SET TASK:
Write the records out again, keeping each line exactly as it is.

DATA FOR THIS EXERCISE:
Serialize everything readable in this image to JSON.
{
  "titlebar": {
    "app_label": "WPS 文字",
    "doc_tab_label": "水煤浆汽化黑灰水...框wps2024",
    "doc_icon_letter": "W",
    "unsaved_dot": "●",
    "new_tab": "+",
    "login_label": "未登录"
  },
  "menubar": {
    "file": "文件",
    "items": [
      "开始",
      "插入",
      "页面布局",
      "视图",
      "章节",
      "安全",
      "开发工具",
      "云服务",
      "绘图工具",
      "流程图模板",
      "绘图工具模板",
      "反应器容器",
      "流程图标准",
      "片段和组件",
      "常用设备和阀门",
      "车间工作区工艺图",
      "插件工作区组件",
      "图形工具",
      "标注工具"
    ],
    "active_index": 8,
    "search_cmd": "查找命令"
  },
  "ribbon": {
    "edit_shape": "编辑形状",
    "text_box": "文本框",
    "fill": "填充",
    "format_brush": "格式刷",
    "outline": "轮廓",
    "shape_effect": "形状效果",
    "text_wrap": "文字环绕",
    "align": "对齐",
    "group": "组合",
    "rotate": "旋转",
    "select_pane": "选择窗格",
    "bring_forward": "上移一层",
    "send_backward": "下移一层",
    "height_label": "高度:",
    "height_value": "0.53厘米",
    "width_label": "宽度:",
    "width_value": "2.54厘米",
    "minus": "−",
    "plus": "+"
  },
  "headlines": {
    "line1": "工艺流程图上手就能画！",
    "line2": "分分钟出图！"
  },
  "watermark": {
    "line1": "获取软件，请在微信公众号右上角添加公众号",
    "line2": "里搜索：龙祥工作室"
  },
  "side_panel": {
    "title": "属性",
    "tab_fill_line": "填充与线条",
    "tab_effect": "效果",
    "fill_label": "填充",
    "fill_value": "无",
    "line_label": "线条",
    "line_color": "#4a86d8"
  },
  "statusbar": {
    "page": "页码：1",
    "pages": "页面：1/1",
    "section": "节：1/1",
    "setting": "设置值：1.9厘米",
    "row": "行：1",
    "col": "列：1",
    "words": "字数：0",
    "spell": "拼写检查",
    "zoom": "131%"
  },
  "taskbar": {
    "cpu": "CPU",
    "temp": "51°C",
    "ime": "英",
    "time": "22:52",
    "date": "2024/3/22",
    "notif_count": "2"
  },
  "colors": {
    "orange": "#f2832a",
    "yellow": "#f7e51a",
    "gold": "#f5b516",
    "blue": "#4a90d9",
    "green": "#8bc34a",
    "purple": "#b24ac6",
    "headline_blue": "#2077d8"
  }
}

RESULT:
Serialize everything readable in this image to JSON.
{
  "titlebar": {
    "app_label": "WPS 文字",
    "doc_tab_label": "水煤浆汽化黑灰水...框wps2024",
    "doc_icon_letter": "W",
    "unsaved_dot": "●",
    "new_tab": "+",
    "login_label": "未登录"
  },
  "menubar": {
    "file": "文件",
    "items": [
      "开始",
      "插入",
      "页面布局",
      "视图",
      "章节",
      "安全",
      "开发工具",
      "云服务",
      "绘图工具",
      "流程图模板",
      "绘图工具模板",
      "反应器容器",
      "流程图标准",
      "片段和组件",
      "常用设备和阀门",
      "车间工作区工艺图",
      "插件工作区组件",
      "图形工具",
      "标注工具"
    ],
    "active_index": 8,
    "search_cmd": "查找命令"
  },
  "ribbon": {
    "edit_shape": "编辑形状",
    "text_box": "文本框",
    "fill": "填充",
    "format_brush": "格式刷",
    "outline": "轮廓",
    "shape_effect": "形状效果",
    "text_wrap": "文字环绕",
    "align": "对齐",
    "group": "组合",
    "rotate": "旋转",
    "select_pane": "选择窗格",
    "bring_forward": "上移一层",
    "send_backward": "下移一层",
    "height_label": "高度:",
    "height_value": "0.53厘米",
    "width_label": "宽度:",
    "width_value": "2.54厘米",
    "minus": "−",
    "plus": "+"
  },
  "headlines": {
    "line1": "工艺流程图上手就能画！",
    "line2": "分分钟出图！"
  },
  "watermark": {
    "line1": "获取软件，请在微信公众号右上角添加公众号",
    "line2": "里搜索：龙祥工作室"
  },
  "side_panel": {
    "title": "属性",
    "tab_fill_line": "填充与线条",
    "tab_effect": "效果",
    "fill_label": "填充",
    "fill_value": "无",
    "line_label": "线条",
    "line_color": "#4a86d8"
  },
  "statusbar": {
    "page": "页码：1",
    "pages": "页面：1/1",
    "section": "节：1/1",
    "setting": "设置值：1.9厘米",
    "row": "行：1",
    "col": "列：1",
    "words": "字数：0",
    "spell": "拼写检查",
    "zoom": "131%"
  },
  "taskbar": {
    "cpu": "CPU",
    "temp": "51°C",
    "ime": "英",
    "time": "22:52",
    "date": "2024/3/22",
    "notif_count": "2"
  },
  "colors": {
    "orange": "#f2832a",
    "yellow": "#f7e51a",
    "gold": "#f5b516",
    "blue": "#4a90d9",
    "green": "#8bc34a",
    "purple": "#b24ac6",
    "headline_blue": "#2077d8"
  }
}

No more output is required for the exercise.